■ WHAT NEEDS TO BE DONE
Output the material exactly, but drop every image it holds.

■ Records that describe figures
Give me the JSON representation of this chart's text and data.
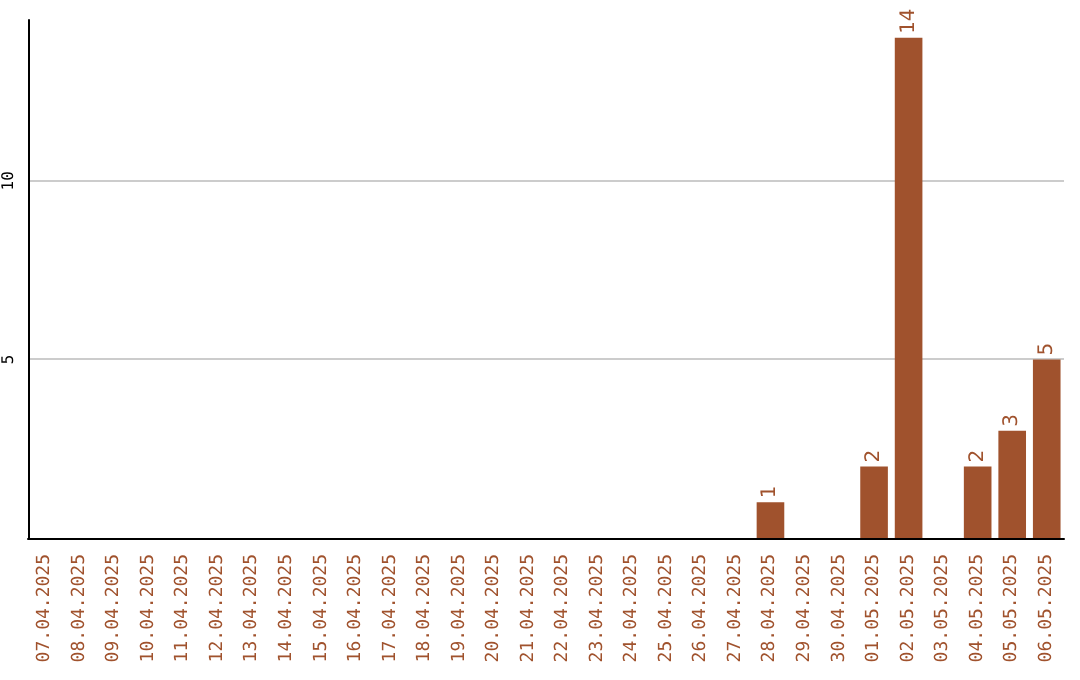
{
  "chart_data": {
    "type": "bar",
    "categories": [
      "07.04.2025",
      "08.04.2025",
      "09.04.2025",
      "10.04.2025",
      "11.04.2025",
      "12.04.2025",
      "13.04.2025",
      "14.04.2025",
      "15.04.2025",
      "16.04.2025",
      "17.04.2025",
      "18.04.2025",
      "19.04.2025",
      "20.04.2025",
      "21.04.2025",
      "22.04.2025",
      "23.04.2025",
      "24.04.2025",
      "25.04.2025",
      "26.04.2025",
      "27.04.2025",
      "28.04.2025",
      "29.04.2025",
      "30.04.2025",
      "01.05.2025",
      "02.05.2025",
      "03.05.2025",
      "04.05.2025",
      "05.05.2025",
      "06.05.2025"
    ],
    "values": [
      0,
      0,
      0,
      0,
      0,
      0,
      0,
      0,
      0,
      0,
      0,
      0,
      0,
      0,
      0,
      0,
      0,
      0,
      0,
      0,
      0,
      1,
      0,
      0,
      2,
      14,
      0,
      2,
      3,
      5
    ],
    "value_labels": [
      null,
      null,
      null,
      null,
      null,
      null,
      null,
      null,
      null,
      null,
      null,
      null,
      null,
      null,
      null,
      null,
      null,
      null,
      null,
      null,
      null,
      "1",
      null,
      null,
      "2",
      "14",
      null,
      "2",
      "3",
      "5"
    ],
    "color": "#a0522d",
    "ylim": [
      0,
      14.5
    ],
    "yticks": [
      5,
      10
    ],
    "grid": "y"
  }
}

■ TASK SOLUTION
Give me the JSON representation of this chart's text and data.
{
  "chart_data": {
    "type": "bar",
    "categories": [
      "07.04.2025",
      "08.04.2025",
      "09.04.2025",
      "10.04.2025",
      "11.04.2025",
      "12.04.2025",
      "13.04.2025",
      "14.04.2025",
      "15.04.2025",
      "16.04.2025",
      "17.04.2025",
      "18.04.2025",
      "19.04.2025",
      "20.04.2025",
      "21.04.2025",
      "22.04.2025",
      "23.04.2025",
      "24.04.2025",
      "25.04.2025",
      "26.04.2025",
      "27.04.2025",
      "28.04.2025",
      "29.04.2025",
      "30.04.2025",
      "01.05.2025",
      "02.05.2025",
      "03.05.2025",
      "04.05.2025",
      "05.05.2025",
      "06.05.2025"
    ],
    "values": [
      0,
      0,
      0,
      0,
      0,
      0,
      0,
      0,
      0,
      0,
      0,
      0,
      0,
      0,
      0,
      0,
      0,
      0,
      0,
      0,
      0,
      1,
      0,
      0,
      2,
      14,
      0,
      2,
      3,
      5
    ],
    "value_labels": [
      null,
      null,
      null,
      null,
      null,
      null,
      null,
      null,
      null,
      null,
      null,
      null,
      null,
      null,
      null,
      null,
      null,
      null,
      null,
      null,
      null,
      "1",
      null,
      null,
      "2",
      "14",
      null,
      "2",
      "3",
      "5"
    ],
    "color": "#a0522d",
    "ylim": [
      0,
      14.5
    ],
    "yticks": [
      5,
      10
    ],
    "grid": "y"
  }
}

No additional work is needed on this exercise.